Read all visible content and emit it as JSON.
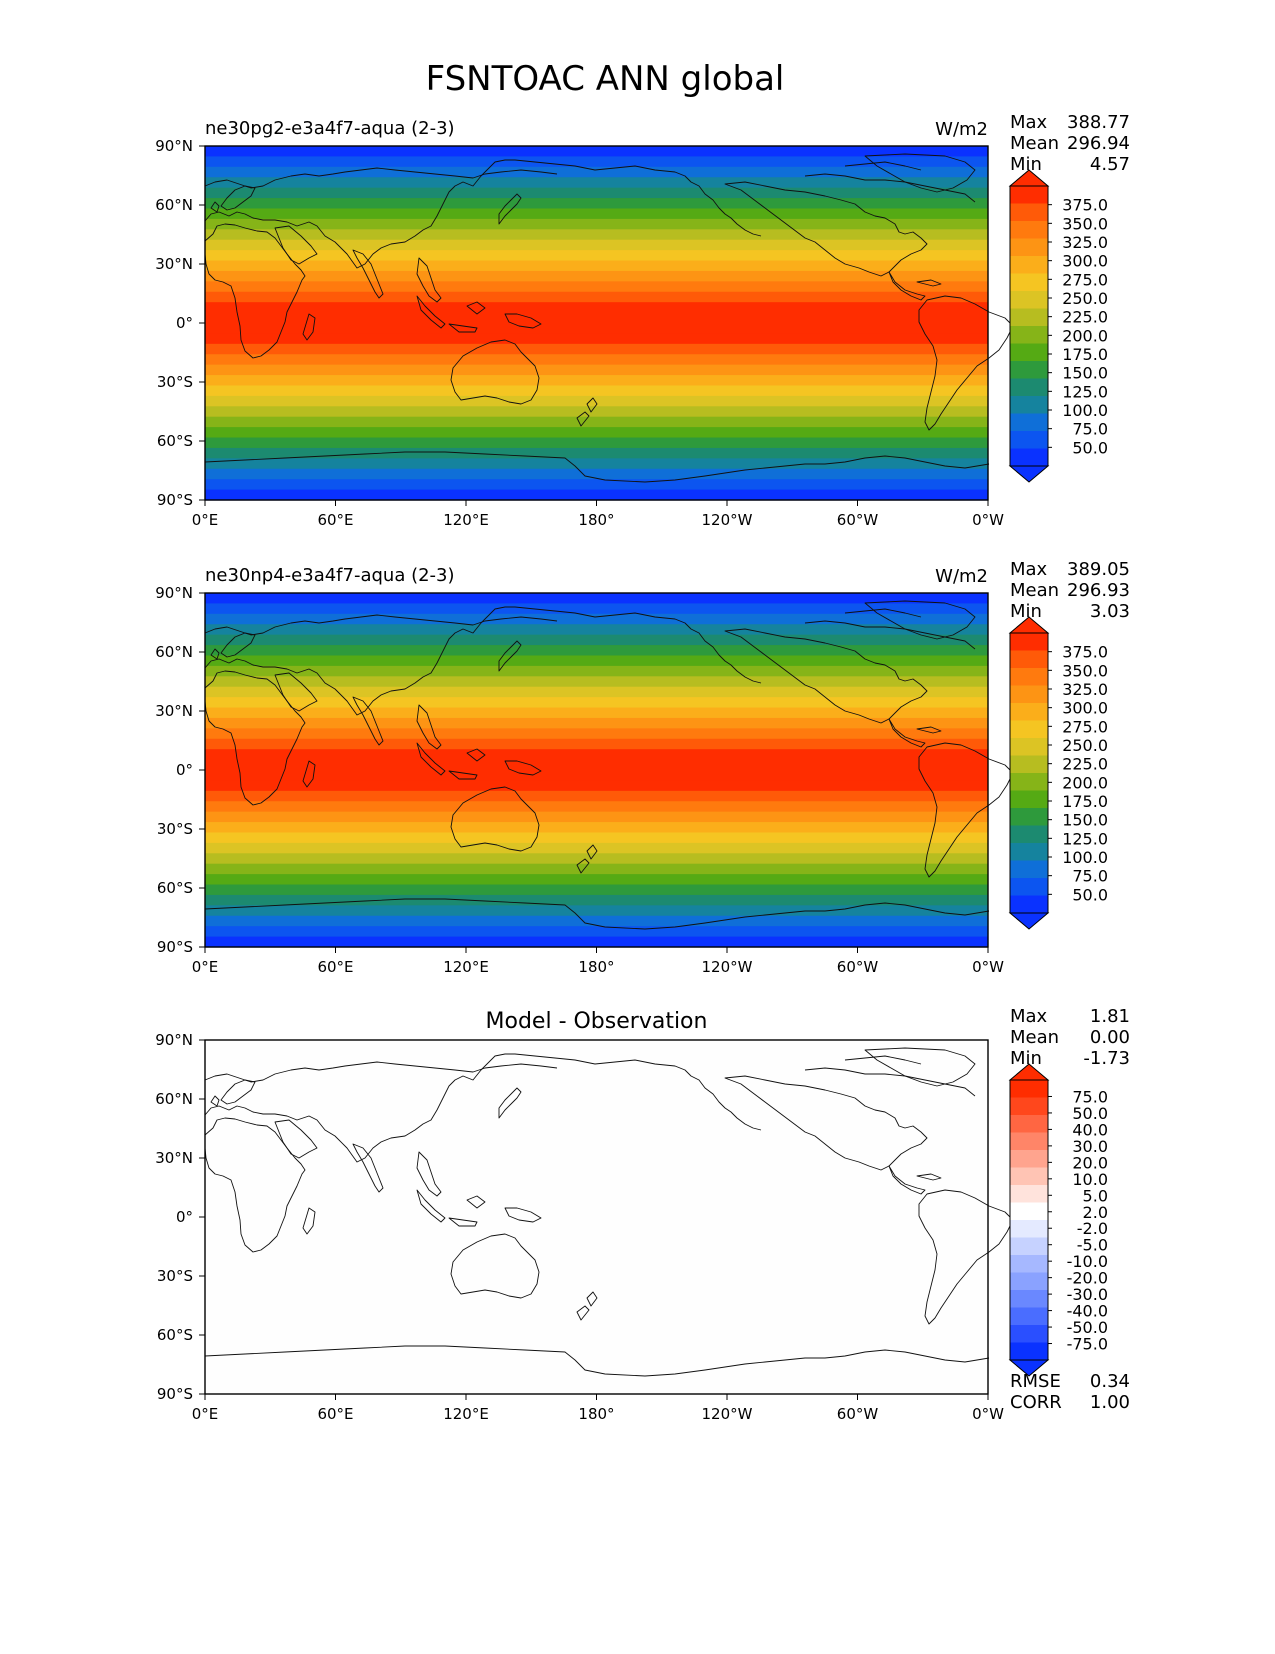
{
  "title": "FSNTOAC ANN global",
  "axes": {
    "lat_ticks": [
      "90°N",
      "60°N",
      "30°N",
      "0°",
      "30°S",
      "60°S",
      "90°S"
    ],
    "lon_ticks": [
      "0°E",
      "60°E",
      "120°E",
      "180°",
      "120°W",
      "60°W",
      "0°W"
    ]
  },
  "chart_data": [
    {
      "type": "heatmap",
      "panel": "test",
      "title": "ne30pg2-e3a4f7-aqua (2-3)",
      "units": "W/m2",
      "stats": {
        "max_label": "Max",
        "max": "388.77",
        "mean_label": "Mean",
        "mean": "296.94",
        "min_label": "Min",
        "min": "4.57"
      },
      "colorbar_levels": [
        "375.0",
        "350.0",
        "325.0",
        "300.0",
        "275.0",
        "250.0",
        "225.0",
        "200.0",
        "175.0",
        "150.0",
        "125.0",
        "100.0",
        "75.0",
        "50.0"
      ],
      "xlim": [
        0,
        360
      ],
      "ylim": [
        -90,
        90
      ]
    },
    {
      "type": "heatmap",
      "panel": "reference",
      "title": "ne30np4-e3a4f7-aqua (2-3)",
      "units": "W/m2",
      "stats": {
        "max_label": "Max",
        "max": "389.05",
        "mean_label": "Mean",
        "mean": "296.93",
        "min_label": "Min",
        "min": "3.03"
      },
      "colorbar_levels": [
        "375.0",
        "350.0",
        "325.0",
        "300.0",
        "275.0",
        "250.0",
        "225.0",
        "200.0",
        "175.0",
        "150.0",
        "125.0",
        "100.0",
        "75.0",
        "50.0"
      ],
      "xlim": [
        0,
        360
      ],
      "ylim": [
        -90,
        90
      ]
    },
    {
      "type": "heatmap",
      "panel": "difference",
      "title": "Model - Observation",
      "units": "",
      "stats": {
        "max_label": "Max",
        "max": "1.81",
        "mean_label": "Mean",
        "mean": "0.00",
        "min_label": "Min",
        "min": "-1.73"
      },
      "colorbar_levels": [
        "75.0",
        "50.0",
        "40.0",
        "30.0",
        "20.0",
        "10.0",
        "5.0",
        "2.0",
        "-2.0",
        "-5.0",
        "-10.0",
        "-20.0",
        "-30.0",
        "-40.0",
        "-50.0",
        "-75.0"
      ],
      "rmse_label": "RMSE",
      "rmse": "0.34",
      "corr_label": "CORR",
      "corr": "1.00",
      "xlim": [
        0,
        360
      ],
      "ylim": [
        -90,
        90
      ]
    }
  ],
  "colors": {
    "field_bands": [
      "#0a32ff",
      "#0c55f0",
      "#0f6fd8",
      "#15839e",
      "#1c8a70",
      "#2e9a3c",
      "#55aa14",
      "#86b418",
      "#b7bd20",
      "#dcc424",
      "#f5c522",
      "#fbae1a",
      "#fd9414",
      "#ff7a0e",
      "#ff5a08",
      "#ff2d00",
      "#ff2d00",
      "#ff2d00",
      "#ff2d00",
      "#ff5a08",
      "#ff7a0e",
      "#fd9414",
      "#fbae1a",
      "#f5c522",
      "#dcc424",
      "#b7bd20",
      "#86b418",
      "#55aa14",
      "#2e9a3c",
      "#1c8a70",
      "#15839e",
      "#0f6fd8",
      "#0c55f0",
      "#0a32ff"
    ],
    "field_cmap": [
      "#0a32ff",
      "#0c55f0",
      "#0f6fd8",
      "#15839e",
      "#1c8a70",
      "#2e9a3c",
      "#55aa14",
      "#86b418",
      "#b7bd20",
      "#dcc424",
      "#f5c522",
      "#fbae1a",
      "#fd9414",
      "#ff7a0e",
      "#ff5a08",
      "#ff2d00"
    ],
    "diff_cmap": [
      "#0a32ff",
      "#2a4fff",
      "#4a6dff",
      "#6a88ff",
      "#8aa2ff",
      "#a6b8ff",
      "#c6d2ff",
      "#e4eaff",
      "#ffffff",
      "#ffe3dc",
      "#ffc4b4",
      "#ffa48e",
      "#ff8568",
      "#ff6642",
      "#ff471c",
      "#ff2d00"
    ],
    "diff_field": "#fefefe"
  }
}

» **Aim**: List all lines from the entries that include the word "title".

» **Task answer**:
  "title": "FSNTOAC ANN global",
      "title": "ne30pg2-e3a4f7-aqua (2-3)",
      "title": "ne30np4-e3a4f7-aqua (2-3)",
      "title": "Model - Observation",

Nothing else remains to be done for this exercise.